Written task: Copy every line of these items word for word, with no changes.

══ Supplied information

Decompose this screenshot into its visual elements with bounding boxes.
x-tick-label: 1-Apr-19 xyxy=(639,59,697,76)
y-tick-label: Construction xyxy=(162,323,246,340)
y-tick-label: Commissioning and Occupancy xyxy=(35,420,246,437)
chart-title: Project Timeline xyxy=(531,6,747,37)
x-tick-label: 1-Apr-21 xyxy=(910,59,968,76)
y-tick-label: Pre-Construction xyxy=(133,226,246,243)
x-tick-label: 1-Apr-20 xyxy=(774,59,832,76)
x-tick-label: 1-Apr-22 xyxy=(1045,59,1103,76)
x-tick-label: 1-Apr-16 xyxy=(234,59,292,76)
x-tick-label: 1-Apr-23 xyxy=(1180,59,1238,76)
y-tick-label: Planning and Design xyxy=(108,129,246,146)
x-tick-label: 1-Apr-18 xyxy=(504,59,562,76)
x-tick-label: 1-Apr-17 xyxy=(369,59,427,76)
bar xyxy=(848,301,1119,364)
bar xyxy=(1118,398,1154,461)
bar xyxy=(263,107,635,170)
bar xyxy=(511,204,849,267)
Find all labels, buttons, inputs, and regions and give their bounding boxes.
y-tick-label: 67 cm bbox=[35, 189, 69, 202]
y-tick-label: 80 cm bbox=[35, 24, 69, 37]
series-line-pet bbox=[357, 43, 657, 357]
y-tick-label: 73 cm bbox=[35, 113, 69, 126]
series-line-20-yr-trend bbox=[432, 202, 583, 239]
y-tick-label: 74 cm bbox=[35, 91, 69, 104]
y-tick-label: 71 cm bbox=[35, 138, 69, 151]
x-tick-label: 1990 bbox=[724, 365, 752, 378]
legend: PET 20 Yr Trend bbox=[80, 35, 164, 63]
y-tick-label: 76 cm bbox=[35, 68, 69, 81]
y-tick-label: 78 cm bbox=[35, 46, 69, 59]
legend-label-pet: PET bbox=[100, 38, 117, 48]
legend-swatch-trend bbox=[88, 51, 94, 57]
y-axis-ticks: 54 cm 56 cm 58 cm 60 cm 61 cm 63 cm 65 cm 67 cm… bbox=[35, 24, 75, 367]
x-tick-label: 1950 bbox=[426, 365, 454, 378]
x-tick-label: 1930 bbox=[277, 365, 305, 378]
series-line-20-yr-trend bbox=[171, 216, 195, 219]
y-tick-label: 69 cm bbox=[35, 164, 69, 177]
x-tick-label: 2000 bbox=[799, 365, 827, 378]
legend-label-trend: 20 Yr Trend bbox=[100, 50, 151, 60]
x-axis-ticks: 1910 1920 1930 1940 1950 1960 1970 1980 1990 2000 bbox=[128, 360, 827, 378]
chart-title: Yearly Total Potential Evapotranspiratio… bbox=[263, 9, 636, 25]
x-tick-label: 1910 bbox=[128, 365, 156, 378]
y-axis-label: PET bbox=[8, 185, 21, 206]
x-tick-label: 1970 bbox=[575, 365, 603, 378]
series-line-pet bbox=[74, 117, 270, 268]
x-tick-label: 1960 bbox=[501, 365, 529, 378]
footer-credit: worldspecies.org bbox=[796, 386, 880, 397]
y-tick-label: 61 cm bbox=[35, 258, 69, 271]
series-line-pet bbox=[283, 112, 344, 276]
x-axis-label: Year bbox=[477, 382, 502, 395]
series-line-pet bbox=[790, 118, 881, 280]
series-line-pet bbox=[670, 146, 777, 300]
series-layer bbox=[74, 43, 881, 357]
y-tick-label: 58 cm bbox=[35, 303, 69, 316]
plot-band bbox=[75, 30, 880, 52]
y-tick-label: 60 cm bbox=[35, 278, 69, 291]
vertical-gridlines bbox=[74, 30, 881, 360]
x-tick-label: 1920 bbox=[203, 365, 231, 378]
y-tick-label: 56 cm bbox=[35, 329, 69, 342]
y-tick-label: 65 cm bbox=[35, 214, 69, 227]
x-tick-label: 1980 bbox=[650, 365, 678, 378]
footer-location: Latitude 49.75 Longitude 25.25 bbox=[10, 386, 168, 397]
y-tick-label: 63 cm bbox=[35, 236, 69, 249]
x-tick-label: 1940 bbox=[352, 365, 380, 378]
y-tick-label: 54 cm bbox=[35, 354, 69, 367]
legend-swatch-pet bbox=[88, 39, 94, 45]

════

Problem solution:
Decompose this screenshot into its visual elements with bounding boxes.
x-tick-label: 1-Apr-19 xyxy=(639,59,697,76)
y-tick-label: Construction xyxy=(162,323,246,340)
y-tick-label: Commissioning and Occupancy xyxy=(35,420,246,437)
chart-title: Project Timeline xyxy=(531,6,747,37)
x-tick-label: 1-Apr-21 xyxy=(910,59,968,76)
y-tick-label: Pre-Construction xyxy=(133,226,246,243)
x-tick-label: 1-Apr-20 xyxy=(774,59,832,76)
x-tick-label: 1-Apr-22 xyxy=(1045,59,1103,76)
x-tick-label: 1-Apr-16 xyxy=(234,59,292,76)
x-tick-label: 1-Apr-23 xyxy=(1180,59,1238,76)
y-tick-label: Planning and Design xyxy=(108,129,246,146)
x-tick-label: 1-Apr-18 xyxy=(504,59,562,76)
x-tick-label: 1-Apr-17 xyxy=(369,59,427,76)
bar xyxy=(848,301,1119,364)
bar xyxy=(1118,398,1154,461)
bar xyxy=(263,107,635,170)
bar xyxy=(511,204,849,267)
Find all labels, buttons, inputs, and regions and give their bounding boxes.
y-tick-label: 67 cm bbox=[35, 189, 69, 202]
y-tick-label: 80 cm bbox=[35, 24, 69, 37]
series-line-pet bbox=[357, 43, 657, 357]
y-tick-label: 73 cm bbox=[35, 113, 69, 126]
series-line-20-yr-trend bbox=[432, 202, 583, 239]
y-tick-label: 74 cm bbox=[35, 91, 69, 104]
y-tick-label: 71 cm bbox=[35, 138, 69, 151]
x-tick-label: 1990 bbox=[724, 365, 752, 378]
legend: PET 20 Yr Trend bbox=[80, 35, 164, 63]
y-tick-label: 76 cm bbox=[35, 68, 69, 81]
y-tick-label: 78 cm bbox=[35, 46, 69, 59]
legend-label-pet: PET bbox=[100, 38, 117, 48]
legend-swatch-trend bbox=[88, 51, 94, 57]
y-axis-ticks: 54 cm 56 cm 58 cm 60 cm 61 cm 63 cm 65 cm 67 cm… bbox=[35, 24, 75, 367]
x-tick-label: 1950 bbox=[426, 365, 454, 378]
x-tick-label: 1930 bbox=[277, 365, 305, 378]
series-line-20-yr-trend bbox=[171, 216, 195, 219]
y-tick-label: 69 cm bbox=[35, 164, 69, 177]
x-tick-label: 2000 bbox=[799, 365, 827, 378]
legend-label-trend: 20 Yr Trend bbox=[100, 50, 151, 60]
x-axis-ticks: 1910 1920 1930 1940 1950 1960 1970 1980 1990 2000 bbox=[128, 360, 827, 378]
chart-title: Yearly Total Potential Evapotranspiratio… bbox=[263, 9, 636, 25]
x-tick-label: 1910 bbox=[128, 365, 156, 378]
y-axis-label: PET bbox=[8, 185, 21, 206]
x-tick-label: 1970 bbox=[575, 365, 603, 378]
series-line-pet bbox=[74, 117, 270, 268]
x-tick-label: 1960 bbox=[501, 365, 529, 378]
footer-credit: worldspecies.org bbox=[796, 386, 880, 397]
y-tick-label: 61 cm bbox=[35, 258, 69, 271]
series-line-pet bbox=[283, 112, 344, 276]
x-axis-label: Year bbox=[477, 382, 502, 395]
series-line-pet bbox=[790, 118, 881, 280]
series-line-pet bbox=[670, 146, 777, 300]
series-layer bbox=[74, 43, 881, 357]
y-tick-label: 58 cm bbox=[35, 303, 69, 316]
plot-band bbox=[75, 30, 880, 52]
y-tick-label: 60 cm bbox=[35, 278, 69, 291]
vertical-gridlines bbox=[74, 30, 881, 360]
x-tick-label: 1920 bbox=[203, 365, 231, 378]
y-tick-label: 56 cm bbox=[35, 329, 69, 342]
y-tick-label: 65 cm bbox=[35, 214, 69, 227]
x-tick-label: 1980 bbox=[650, 365, 678, 378]
footer-location: Latitude 49.75 Longitude 25.25 bbox=[10, 386, 168, 397]
y-tick-label: 63 cm bbox=[35, 236, 69, 249]
x-tick-label: 1940 bbox=[352, 365, 380, 378]
y-tick-label: 54 cm bbox=[35, 354, 69, 367]
legend-swatch-pet bbox=[88, 39, 94, 45]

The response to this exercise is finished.